> **TASK PROMPT**
Copy out the lines that include the word "digital".

—————

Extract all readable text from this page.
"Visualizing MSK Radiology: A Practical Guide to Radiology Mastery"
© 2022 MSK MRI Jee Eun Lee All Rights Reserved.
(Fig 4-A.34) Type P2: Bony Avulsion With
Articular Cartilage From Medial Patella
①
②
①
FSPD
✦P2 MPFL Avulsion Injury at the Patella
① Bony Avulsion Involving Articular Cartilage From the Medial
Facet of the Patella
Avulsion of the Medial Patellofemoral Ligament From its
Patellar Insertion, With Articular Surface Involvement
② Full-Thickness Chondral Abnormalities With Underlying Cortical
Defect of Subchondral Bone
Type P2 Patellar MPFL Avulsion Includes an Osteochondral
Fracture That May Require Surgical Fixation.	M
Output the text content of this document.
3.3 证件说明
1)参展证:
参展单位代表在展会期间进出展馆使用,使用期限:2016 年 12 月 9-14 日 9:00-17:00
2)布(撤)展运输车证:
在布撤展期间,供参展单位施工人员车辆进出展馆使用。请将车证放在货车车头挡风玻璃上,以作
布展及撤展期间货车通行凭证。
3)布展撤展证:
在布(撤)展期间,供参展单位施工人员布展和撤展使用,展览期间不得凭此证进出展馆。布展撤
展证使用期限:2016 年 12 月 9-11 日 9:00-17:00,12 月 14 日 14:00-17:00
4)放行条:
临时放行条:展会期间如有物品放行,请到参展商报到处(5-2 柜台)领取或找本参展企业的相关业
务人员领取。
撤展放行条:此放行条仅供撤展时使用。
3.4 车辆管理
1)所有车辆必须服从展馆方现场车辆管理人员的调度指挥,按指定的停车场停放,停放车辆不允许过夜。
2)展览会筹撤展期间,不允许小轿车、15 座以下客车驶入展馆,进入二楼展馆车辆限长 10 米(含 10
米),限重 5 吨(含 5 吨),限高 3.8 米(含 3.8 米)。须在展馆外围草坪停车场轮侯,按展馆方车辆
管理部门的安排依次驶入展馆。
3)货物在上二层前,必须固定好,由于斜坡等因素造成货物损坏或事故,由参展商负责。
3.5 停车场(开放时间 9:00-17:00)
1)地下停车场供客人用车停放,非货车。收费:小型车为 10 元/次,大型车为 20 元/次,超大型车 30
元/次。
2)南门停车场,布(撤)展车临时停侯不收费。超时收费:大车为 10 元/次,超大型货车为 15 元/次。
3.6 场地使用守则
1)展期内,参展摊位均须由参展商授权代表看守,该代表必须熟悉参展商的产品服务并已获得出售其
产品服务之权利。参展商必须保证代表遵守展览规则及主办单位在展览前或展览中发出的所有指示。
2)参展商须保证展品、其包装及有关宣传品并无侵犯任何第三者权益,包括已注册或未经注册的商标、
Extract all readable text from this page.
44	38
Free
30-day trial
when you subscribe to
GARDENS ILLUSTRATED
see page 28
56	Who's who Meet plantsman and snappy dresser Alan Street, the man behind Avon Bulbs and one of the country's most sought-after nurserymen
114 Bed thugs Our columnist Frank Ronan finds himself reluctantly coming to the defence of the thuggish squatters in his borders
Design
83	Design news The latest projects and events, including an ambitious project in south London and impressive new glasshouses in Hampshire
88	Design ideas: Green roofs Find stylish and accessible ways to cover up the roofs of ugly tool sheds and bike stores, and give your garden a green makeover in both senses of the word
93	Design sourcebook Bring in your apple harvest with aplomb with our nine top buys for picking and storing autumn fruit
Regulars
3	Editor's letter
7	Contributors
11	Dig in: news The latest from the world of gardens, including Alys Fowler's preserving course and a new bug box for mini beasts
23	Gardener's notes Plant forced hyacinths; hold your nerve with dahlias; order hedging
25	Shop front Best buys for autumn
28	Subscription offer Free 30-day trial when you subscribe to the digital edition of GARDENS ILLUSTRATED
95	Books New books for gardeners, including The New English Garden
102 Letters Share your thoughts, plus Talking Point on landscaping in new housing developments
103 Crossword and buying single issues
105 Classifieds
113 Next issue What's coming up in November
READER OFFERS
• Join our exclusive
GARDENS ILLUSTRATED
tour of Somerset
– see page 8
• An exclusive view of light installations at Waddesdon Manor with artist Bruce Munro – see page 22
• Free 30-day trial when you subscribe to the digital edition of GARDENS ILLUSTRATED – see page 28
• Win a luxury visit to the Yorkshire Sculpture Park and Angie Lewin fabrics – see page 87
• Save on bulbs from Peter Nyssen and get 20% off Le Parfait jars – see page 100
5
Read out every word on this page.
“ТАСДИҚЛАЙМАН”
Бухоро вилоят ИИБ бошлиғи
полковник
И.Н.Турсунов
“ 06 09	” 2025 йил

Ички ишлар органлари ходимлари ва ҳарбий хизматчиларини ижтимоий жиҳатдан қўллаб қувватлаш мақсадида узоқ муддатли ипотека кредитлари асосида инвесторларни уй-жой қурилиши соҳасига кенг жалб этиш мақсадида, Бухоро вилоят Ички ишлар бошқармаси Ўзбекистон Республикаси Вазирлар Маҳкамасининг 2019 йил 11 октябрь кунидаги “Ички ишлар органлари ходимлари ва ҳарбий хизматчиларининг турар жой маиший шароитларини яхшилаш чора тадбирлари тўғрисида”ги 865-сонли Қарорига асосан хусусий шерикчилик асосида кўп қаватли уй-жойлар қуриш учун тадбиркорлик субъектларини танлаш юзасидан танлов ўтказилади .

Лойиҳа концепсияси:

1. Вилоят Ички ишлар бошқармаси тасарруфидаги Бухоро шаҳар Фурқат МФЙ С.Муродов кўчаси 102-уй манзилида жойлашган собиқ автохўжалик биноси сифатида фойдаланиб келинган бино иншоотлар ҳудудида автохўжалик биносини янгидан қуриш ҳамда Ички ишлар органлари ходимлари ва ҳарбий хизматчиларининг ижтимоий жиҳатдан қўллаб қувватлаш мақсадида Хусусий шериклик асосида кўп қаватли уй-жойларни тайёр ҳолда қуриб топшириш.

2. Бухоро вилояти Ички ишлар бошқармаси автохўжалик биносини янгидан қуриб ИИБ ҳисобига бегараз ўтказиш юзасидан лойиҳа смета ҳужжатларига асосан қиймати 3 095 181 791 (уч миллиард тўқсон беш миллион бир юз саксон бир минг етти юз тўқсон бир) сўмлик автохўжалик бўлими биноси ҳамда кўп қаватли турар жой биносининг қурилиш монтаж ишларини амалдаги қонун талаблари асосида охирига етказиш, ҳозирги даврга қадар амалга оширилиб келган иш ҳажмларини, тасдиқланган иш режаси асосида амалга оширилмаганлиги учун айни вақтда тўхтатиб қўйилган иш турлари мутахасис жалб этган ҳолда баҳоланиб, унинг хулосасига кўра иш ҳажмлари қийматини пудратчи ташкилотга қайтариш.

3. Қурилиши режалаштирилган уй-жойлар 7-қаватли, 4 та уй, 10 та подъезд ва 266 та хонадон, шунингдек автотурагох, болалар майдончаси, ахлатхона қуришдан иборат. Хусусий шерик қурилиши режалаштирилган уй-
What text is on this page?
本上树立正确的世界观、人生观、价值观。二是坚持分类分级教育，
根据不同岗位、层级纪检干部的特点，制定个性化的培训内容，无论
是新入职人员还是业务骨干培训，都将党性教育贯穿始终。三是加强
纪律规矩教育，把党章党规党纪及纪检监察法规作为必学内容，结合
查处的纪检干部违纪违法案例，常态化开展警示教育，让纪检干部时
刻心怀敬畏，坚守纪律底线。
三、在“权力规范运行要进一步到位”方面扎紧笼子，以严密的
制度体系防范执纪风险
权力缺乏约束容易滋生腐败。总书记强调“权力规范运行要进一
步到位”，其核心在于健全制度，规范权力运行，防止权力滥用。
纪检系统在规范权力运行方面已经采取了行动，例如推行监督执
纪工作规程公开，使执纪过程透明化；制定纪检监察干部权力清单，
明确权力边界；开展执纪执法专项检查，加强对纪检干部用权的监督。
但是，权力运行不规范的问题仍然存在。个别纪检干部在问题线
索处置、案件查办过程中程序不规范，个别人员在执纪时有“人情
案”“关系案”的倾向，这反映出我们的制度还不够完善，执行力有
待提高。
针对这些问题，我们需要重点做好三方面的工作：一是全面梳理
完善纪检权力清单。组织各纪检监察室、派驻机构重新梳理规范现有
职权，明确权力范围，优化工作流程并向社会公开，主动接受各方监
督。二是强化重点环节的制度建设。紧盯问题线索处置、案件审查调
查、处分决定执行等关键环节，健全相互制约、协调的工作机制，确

—————

> **ANSWER**
28	Subscription offer Free 30-day trial when you subscribe to the digital edition of GARDENS ILLUSTRATED
• Free 30-day trial when you subscribe to the digital edition of GARDENS ILLUSTRATED – see page 28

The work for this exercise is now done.